→ Stated exercise:
Reproduce the material below in full, substituting "point-marker" for every occurrence of "data-point" and leaving everything else unchanged. Omit the pictures from your answer.

→ Given data:
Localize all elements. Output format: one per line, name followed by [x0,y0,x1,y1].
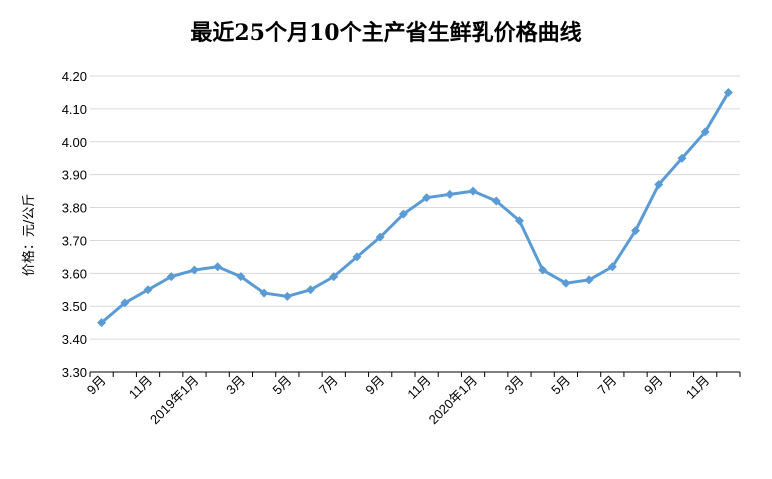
y-tick-label: 3.60 [62,266,87,281]
series-price [97,87,733,328]
x-tick-label: 9月 [641,373,666,398]
y-axis-label: 价格：元/公斤 [21,194,37,276]
data-point [654,180,664,190]
x-tick-label: 5月 [270,373,295,398]
y-tick-labels: 3.30 3.40 3.50 3.60 3.70 3.80 3.90 4.00 4.10 4.20 [62,69,87,380]
x-tick-label: 11月 [683,373,712,402]
data-point [329,272,339,282]
x-tick-label: 2019年1月 [147,373,202,428]
data-point [213,262,223,272]
data-point [607,262,617,272]
y-tick-label: 4.20 [62,69,87,84]
y-tick-label: 3.90 [62,168,87,183]
y-tick-label: 3.40 [62,332,87,347]
x-tick-label: 11月 [126,373,155,402]
data-point [97,318,107,328]
x-tick-label: 7月 [316,373,341,398]
y-tick-label: 3.50 [62,299,87,314]
data-point [561,278,571,288]
data-point [514,216,524,226]
data-point [491,196,501,206]
x-axis [89,371,741,377]
data-point [143,285,153,295]
y-tick-label: 4.10 [62,102,87,117]
data-point [584,275,594,285]
y-tick-label: 4.00 [62,135,87,150]
data-point [352,252,362,262]
data-point [468,186,478,196]
data-point [422,193,432,203]
data-point [723,87,733,97]
data-point [538,265,548,275]
x-tick-label: 9月 [84,373,109,398]
data-point [120,298,130,308]
data-point [189,265,199,275]
data-point [375,232,385,242]
y-tick-label: 3.30 [62,365,87,380]
x-tick-label: 5月 [548,373,573,398]
y-tick-label: 3.80 [62,201,87,216]
data-point [259,288,269,298]
x-tick-label: 3月 [502,373,527,398]
chart-title: 最近25个月10个主产省生鲜乳价格曲线 [190,20,581,46]
data-point [166,272,176,282]
series-line [100,91,730,324]
data-point [700,127,710,137]
x-tick-label: 9月 [362,373,387,398]
data-point [306,285,316,295]
x-tick-label: 2020年1月 [426,373,481,428]
data-point [677,153,687,163]
data-point [282,291,292,301]
x-tick-label: 3月 [223,373,248,398]
y-tick-label: 3.70 [62,233,87,248]
data-point [445,189,455,199]
data-point [236,272,246,282]
data-point [398,209,408,219]
x-tick-label: 7月 [595,373,620,398]
data-point [631,226,641,236]
x-tick-label: 11月 [404,373,433,402]
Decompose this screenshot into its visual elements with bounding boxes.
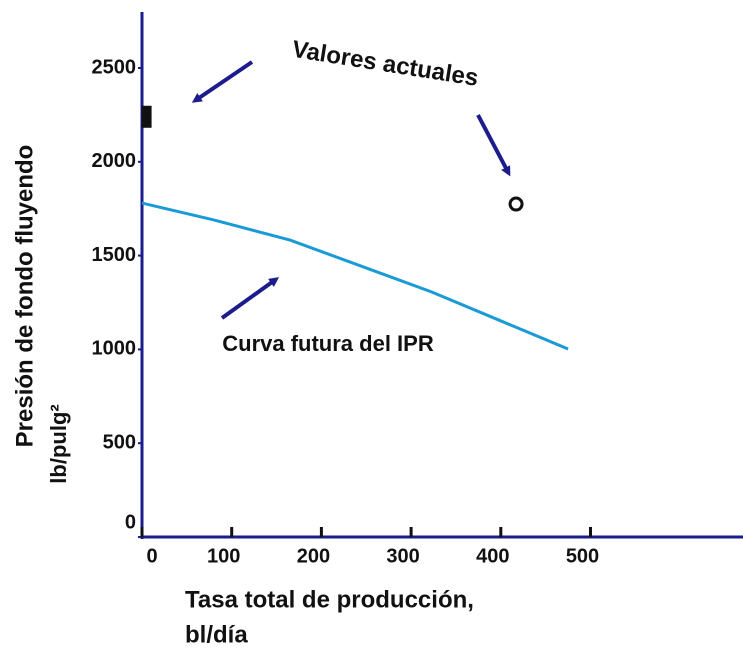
- y-tick-label: 0: [125, 511, 136, 533]
- annotation: Valores actuales: [290, 36, 480, 92]
- y-tick-label: 1500: [92, 244, 137, 266]
- current-point: [508, 196, 524, 212]
- y-tick-label: 1000: [92, 338, 137, 360]
- current-point: [141, 105, 152, 128]
- y-tick-label: 500: [103, 431, 136, 453]
- annotation: Curva futura del IPR: [222, 331, 434, 356]
- x-axis-label: bl/día: [185, 621, 248, 648]
- y-tick-label: 2000: [92, 150, 137, 172]
- x-tick-label: 400: [476, 545, 509, 567]
- x-tick-label: 100: [207, 545, 240, 567]
- y-axis-label: lb/pulg²: [46, 404, 71, 483]
- arrow: [220, 277, 280, 320]
- y-axis-label: Presión de fondo fluyendo: [11, 145, 38, 448]
- x-tick-label: 0: [146, 545, 157, 567]
- ipr-curve: [141, 201, 569, 351]
- x-axis-label: Tasa total de producción,: [185, 586, 474, 613]
- x-tick-label: 500: [566, 545, 599, 567]
- x-tick-label: 300: [386, 545, 419, 567]
- arrow: [476, 114, 511, 177]
- arrow: [191, 60, 254, 103]
- x-tick-label: 200: [297, 545, 330, 567]
- y-tick-label: 2500: [92, 56, 137, 78]
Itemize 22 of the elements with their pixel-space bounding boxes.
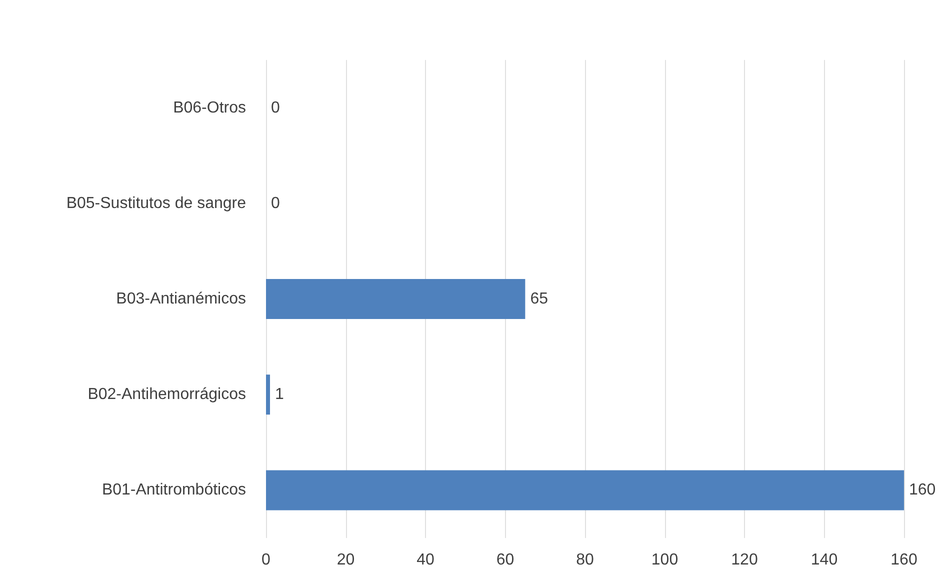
data-label: 0 bbox=[271, 194, 280, 212]
y-tick-label: B05-Sustitutos de sangre bbox=[66, 194, 246, 212]
y-tick-label: B06-Otros bbox=[173, 99, 246, 116]
x-tick-label: 160 bbox=[890, 552, 918, 568]
x-tick-label: 80 bbox=[576, 552, 594, 568]
data-label: 1 bbox=[274, 386, 284, 404]
x-tick-label: 100 bbox=[651, 552, 678, 568]
data-label: 65 bbox=[530, 290, 548, 308]
x-tick-label: 120 bbox=[731, 552, 758, 568]
y-tick-label: B01-Antitrombóticos bbox=[102, 482, 246, 499]
x-tick-label: 60 bbox=[496, 552, 514, 568]
y-tick-label: B03-Antianémicos bbox=[116, 290, 246, 308]
bar bbox=[266, 279, 526, 319]
bar bbox=[266, 374, 270, 415]
data-label: 160 bbox=[909, 482, 936, 499]
x-tick-label: 0 bbox=[262, 552, 271, 568]
bar bbox=[266, 470, 904, 510]
x-tick-label: 140 bbox=[810, 552, 838, 568]
y-tick-label: B02-Antihemorrágicos bbox=[88, 386, 246, 404]
data-label: 0 bbox=[271, 99, 280, 116]
x-tick-label: 20 bbox=[336, 552, 355, 568]
x-tick-label: 40 bbox=[416, 552, 434, 568]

→ Completed exercise:
Localize all elements. Output format: one per line, name followed by [x0,y0,x1,y1].
y-tick-label: 3.60 [62,266,87,281]
series-price [97,87,733,328]
x-tick-label: 9月 [641,373,666,398]
y-axis-label: 价格：元/公斤 [21,194,37,276]
point-marker [654,180,664,190]
x-tick-label: 5月 [270,373,295,398]
y-tick-labels: 3.30 3.40 3.50 3.60 3.70 3.80 3.90 4.00 4.10 4.20 [62,69,87,380]
x-tick-label: 11月 [683,373,712,402]
point-marker [329,272,339,282]
x-tick-label: 2019年1月 [147,373,202,428]
point-marker [213,262,223,272]
point-marker [607,262,617,272]
y-tick-label: 4.20 [62,69,87,84]
y-tick-label: 3.90 [62,168,87,183]
y-tick-label: 3.40 [62,332,87,347]
x-tick-label: 11月 [126,373,155,402]
point-marker [97,318,107,328]
x-tick-label: 7月 [316,373,341,398]
y-tick-label: 3.50 [62,299,87,314]
point-marker [561,278,571,288]
point-marker [514,216,524,226]
point-marker [491,196,501,206]
x-axis [89,371,741,377]
point-marker [143,285,153,295]
y-tick-label: 4.10 [62,102,87,117]
point-marker [584,275,594,285]
y-tick-label: 4.00 [62,135,87,150]
point-marker [352,252,362,262]
point-marker [468,186,478,196]
point-marker [422,193,432,203]
point-marker [723,87,733,97]
point-marker [538,265,548,275]
x-tick-label: 9月 [84,373,109,398]
point-marker [120,298,130,308]
point-marker [189,265,199,275]
point-marker [375,232,385,242]
y-tick-label: 3.30 [62,365,87,380]
x-tick-label: 5月 [548,373,573,398]
y-tick-label: 3.80 [62,201,87,216]
point-marker [259,288,269,298]
x-tick-label: 3月 [502,373,527,398]
chart-title: 最近25个月10个主产省生鲜乳价格曲线 [190,20,581,46]
point-marker [166,272,176,282]
series-line [100,91,730,324]
point-marker [700,127,710,137]
x-tick-label: 9月 [362,373,387,398]
point-marker [306,285,316,295]
x-tick-label: 2020年1月 [426,373,481,428]
point-marker [677,153,687,163]
point-marker [282,291,292,301]
x-tick-label: 3月 [223,373,248,398]
y-tick-label: 3.70 [62,233,87,248]
point-marker [445,189,455,199]
point-marker [236,272,246,282]
point-marker [398,209,408,219]
x-tick-label: 7月 [595,373,620,398]
point-marker [631,226,641,236]
x-tick-label: 11月 [404,373,433,402]
Decompose this screenshot into its visual elements with bounding boxes.
- y-tick-label: 0: [125, 511, 136, 533]
- annotation: Valores actuales: [290, 36, 480, 92]
- y-tick-label: 1500: [92, 244, 137, 266]
- current-point: [508, 196, 524, 212]
- y-tick-label: 1000: [92, 338, 137, 360]
- current-point: [141, 105, 152, 128]
- y-tick-label: 500: [103, 431, 136, 453]
- annotation: Curva futura del IPR: [222, 331, 434, 356]
- x-axis-label: bl/día: [185, 621, 248, 648]
- y-tick-label: 2000: [92, 150, 137, 172]
- x-tick-label: 400: [476, 545, 509, 567]
- x-tick-label: 100: [207, 545, 240, 567]
- y-axis-label: lb/pulg²: [46, 404, 71, 483]
- arrow: [220, 277, 280, 320]
- y-axis-label: Presión de fondo fluyendo: [11, 145, 38, 448]
- x-tick-label: 0: [146, 545, 157, 567]
- ipr-curve: [141, 201, 569, 351]
- x-axis-label: Tasa total de producción,: [185, 586, 474, 613]
- x-tick-label: 500: [566, 545, 599, 567]
- x-tick-label: 300: [386, 545, 419, 567]
- arrow: [476, 114, 511, 177]
- arrow: [191, 60, 254, 103]
- x-tick-label: 200: [297, 545, 330, 567]
- y-tick-label: 2500: [92, 56, 137, 78]
Itemize 22 of the elements with their pixel-space bounding boxes.
data-label: 0 bbox=[271, 194, 280, 212]
y-tick-label: B05-Sustitutos de sangre bbox=[66, 194, 246, 212]
y-tick-label: B06-Otros bbox=[173, 99, 246, 116]
x-tick-label: 160 bbox=[890, 552, 918, 568]
x-tick-label: 80 bbox=[576, 552, 594, 568]
data-label: 1 bbox=[274, 386, 284, 404]
x-tick-label: 100 bbox=[651, 552, 678, 568]
data-label: 65 bbox=[530, 290, 548, 308]
x-tick-label: 120 bbox=[731, 552, 758, 568]
y-tick-label: B01-Antitrombóticos bbox=[102, 482, 246, 499]
x-tick-label: 60 bbox=[496, 552, 514, 568]
y-tick-label: B03-Antianémicos bbox=[116, 290, 246, 308]
bar bbox=[266, 279, 526, 319]
bar bbox=[266, 374, 270, 415]
data-label: 160 bbox=[909, 482, 936, 499]
x-tick-label: 0 bbox=[262, 552, 271, 568]
bar bbox=[266, 470, 904, 510]
x-tick-label: 140 bbox=[810, 552, 838, 568]
y-tick-label: B02-Antihemorrágicos bbox=[88, 386, 246, 404]
data-label: 0 bbox=[271, 99, 280, 116]
x-tick-label: 20 bbox=[336, 552, 355, 568]
x-tick-label: 40 bbox=[416, 552, 434, 568]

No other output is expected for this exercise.